### WRITTEN REQUEST
Reproduce the records verbatim from the first line through the line containing "point-label: D = (1, 5)", including both of those lines.

━━━━━━━━━━━━━━━━━━━━━━━━━━━━━━

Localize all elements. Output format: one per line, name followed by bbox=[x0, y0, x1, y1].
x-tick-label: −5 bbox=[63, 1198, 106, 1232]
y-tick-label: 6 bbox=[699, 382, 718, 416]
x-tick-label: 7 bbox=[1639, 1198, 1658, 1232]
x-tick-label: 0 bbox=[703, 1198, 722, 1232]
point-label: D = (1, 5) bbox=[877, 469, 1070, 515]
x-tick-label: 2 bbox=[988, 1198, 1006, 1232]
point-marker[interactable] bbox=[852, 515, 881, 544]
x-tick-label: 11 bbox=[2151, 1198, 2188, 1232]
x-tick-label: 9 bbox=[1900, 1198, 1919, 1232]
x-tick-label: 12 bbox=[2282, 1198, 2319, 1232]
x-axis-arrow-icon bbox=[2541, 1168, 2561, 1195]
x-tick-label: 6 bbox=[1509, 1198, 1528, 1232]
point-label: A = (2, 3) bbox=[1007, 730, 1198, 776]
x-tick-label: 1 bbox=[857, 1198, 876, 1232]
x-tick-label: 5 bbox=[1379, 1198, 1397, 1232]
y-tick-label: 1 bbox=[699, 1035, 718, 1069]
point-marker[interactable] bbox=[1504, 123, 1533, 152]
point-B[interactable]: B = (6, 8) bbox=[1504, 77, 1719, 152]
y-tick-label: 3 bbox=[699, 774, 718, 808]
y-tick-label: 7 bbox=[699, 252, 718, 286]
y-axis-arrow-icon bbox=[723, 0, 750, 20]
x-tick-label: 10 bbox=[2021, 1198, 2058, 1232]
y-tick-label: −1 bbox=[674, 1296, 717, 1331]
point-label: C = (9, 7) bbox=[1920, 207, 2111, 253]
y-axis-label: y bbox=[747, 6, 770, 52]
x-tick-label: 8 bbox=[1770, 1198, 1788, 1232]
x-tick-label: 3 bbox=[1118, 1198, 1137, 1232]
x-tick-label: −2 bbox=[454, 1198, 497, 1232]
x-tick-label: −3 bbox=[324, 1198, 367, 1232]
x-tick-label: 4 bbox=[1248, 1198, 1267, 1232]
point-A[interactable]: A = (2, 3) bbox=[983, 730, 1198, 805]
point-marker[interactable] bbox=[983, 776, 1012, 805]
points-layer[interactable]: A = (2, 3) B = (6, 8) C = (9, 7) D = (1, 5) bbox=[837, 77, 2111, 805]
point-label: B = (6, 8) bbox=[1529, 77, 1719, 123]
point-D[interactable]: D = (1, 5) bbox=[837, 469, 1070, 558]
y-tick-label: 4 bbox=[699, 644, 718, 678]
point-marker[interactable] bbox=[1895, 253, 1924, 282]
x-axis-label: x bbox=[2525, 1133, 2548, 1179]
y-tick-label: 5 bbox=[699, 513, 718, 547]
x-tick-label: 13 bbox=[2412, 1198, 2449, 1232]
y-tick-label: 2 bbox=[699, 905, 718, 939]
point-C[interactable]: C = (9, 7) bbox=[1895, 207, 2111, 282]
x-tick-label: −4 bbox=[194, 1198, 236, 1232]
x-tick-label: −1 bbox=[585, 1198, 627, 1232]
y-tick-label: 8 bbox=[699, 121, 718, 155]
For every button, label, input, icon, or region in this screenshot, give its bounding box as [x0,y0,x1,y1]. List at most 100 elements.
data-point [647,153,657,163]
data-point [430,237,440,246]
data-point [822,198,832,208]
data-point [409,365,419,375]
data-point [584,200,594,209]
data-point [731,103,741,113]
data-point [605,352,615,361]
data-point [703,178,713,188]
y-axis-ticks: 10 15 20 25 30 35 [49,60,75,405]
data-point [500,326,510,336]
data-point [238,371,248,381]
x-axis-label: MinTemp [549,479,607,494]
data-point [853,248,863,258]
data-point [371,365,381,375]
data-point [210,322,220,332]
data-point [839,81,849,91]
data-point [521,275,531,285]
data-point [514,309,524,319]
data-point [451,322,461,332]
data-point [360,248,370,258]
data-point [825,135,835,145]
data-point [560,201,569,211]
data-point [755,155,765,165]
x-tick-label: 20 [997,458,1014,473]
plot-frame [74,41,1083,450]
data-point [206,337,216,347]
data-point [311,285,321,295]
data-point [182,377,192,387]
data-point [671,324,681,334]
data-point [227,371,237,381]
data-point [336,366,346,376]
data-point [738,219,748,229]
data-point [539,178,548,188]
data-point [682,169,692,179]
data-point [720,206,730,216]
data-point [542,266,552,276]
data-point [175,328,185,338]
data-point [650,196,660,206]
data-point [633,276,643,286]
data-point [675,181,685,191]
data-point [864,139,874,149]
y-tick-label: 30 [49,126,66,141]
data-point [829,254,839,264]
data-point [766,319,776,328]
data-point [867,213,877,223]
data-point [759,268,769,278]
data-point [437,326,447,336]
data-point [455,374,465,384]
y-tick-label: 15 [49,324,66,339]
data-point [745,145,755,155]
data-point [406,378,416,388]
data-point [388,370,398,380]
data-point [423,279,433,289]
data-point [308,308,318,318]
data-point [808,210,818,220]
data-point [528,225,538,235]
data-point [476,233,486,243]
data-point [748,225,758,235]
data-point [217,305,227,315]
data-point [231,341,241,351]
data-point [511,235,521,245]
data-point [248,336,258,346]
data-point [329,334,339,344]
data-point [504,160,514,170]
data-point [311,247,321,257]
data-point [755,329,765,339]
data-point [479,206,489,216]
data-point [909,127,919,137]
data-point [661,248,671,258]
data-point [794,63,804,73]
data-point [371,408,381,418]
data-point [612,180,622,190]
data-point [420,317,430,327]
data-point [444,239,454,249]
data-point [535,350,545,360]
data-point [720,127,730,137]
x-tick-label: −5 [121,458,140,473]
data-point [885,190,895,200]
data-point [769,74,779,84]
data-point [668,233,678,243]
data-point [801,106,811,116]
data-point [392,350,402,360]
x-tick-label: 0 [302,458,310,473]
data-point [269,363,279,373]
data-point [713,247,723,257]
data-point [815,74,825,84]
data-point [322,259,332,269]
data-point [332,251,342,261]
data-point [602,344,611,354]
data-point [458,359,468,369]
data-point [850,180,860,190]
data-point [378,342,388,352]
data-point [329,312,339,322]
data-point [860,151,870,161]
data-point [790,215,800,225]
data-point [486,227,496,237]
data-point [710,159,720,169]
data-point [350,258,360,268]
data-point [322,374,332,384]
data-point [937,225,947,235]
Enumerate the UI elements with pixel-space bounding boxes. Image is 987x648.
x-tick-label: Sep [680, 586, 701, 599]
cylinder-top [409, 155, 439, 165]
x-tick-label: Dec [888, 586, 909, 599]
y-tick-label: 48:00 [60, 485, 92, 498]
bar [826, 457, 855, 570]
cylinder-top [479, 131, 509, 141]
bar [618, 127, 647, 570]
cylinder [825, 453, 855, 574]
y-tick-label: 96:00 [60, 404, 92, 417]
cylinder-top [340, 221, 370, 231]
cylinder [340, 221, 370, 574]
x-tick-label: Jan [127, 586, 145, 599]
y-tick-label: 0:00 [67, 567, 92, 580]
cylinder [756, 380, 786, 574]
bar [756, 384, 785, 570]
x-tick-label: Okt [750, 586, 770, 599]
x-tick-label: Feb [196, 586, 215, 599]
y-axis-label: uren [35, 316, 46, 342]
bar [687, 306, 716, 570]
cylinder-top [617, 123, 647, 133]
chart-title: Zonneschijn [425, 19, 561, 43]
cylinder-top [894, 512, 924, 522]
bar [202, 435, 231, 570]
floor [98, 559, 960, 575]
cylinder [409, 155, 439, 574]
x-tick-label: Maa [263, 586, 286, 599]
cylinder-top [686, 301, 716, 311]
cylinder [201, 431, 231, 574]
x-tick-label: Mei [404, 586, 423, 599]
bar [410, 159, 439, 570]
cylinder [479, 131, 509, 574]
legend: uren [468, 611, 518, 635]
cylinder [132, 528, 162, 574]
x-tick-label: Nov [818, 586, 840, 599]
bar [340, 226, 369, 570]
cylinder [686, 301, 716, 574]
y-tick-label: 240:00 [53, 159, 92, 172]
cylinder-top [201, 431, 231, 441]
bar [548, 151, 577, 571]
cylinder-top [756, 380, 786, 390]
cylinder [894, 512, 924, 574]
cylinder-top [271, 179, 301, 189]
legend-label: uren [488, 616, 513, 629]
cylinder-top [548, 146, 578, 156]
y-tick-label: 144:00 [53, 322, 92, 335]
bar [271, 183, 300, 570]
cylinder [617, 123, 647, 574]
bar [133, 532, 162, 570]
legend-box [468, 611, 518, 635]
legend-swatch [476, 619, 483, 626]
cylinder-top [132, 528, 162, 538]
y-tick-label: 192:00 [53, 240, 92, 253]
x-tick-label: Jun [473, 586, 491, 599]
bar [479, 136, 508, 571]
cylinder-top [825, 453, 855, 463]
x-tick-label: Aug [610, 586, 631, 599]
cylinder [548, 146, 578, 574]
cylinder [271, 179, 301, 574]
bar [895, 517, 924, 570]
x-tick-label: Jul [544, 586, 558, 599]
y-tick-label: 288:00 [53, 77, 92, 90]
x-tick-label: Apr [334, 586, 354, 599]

━━━━━━━━━━━━━━━━━━━━━━━━━━━━━━

### SOLUTION TO THIS TASK
Localize all elements. Output format: one per line, name followed by bbox=[x0, y0, x1, y1].
x-tick-label: −5 bbox=[63, 1198, 106, 1232]
y-tick-label: 6 bbox=[699, 382, 718, 416]
x-tick-label: 7 bbox=[1639, 1198, 1658, 1232]
x-tick-label: 0 bbox=[703, 1198, 722, 1232]
point-label: D = (1, 5) bbox=[877, 469, 1070, 515]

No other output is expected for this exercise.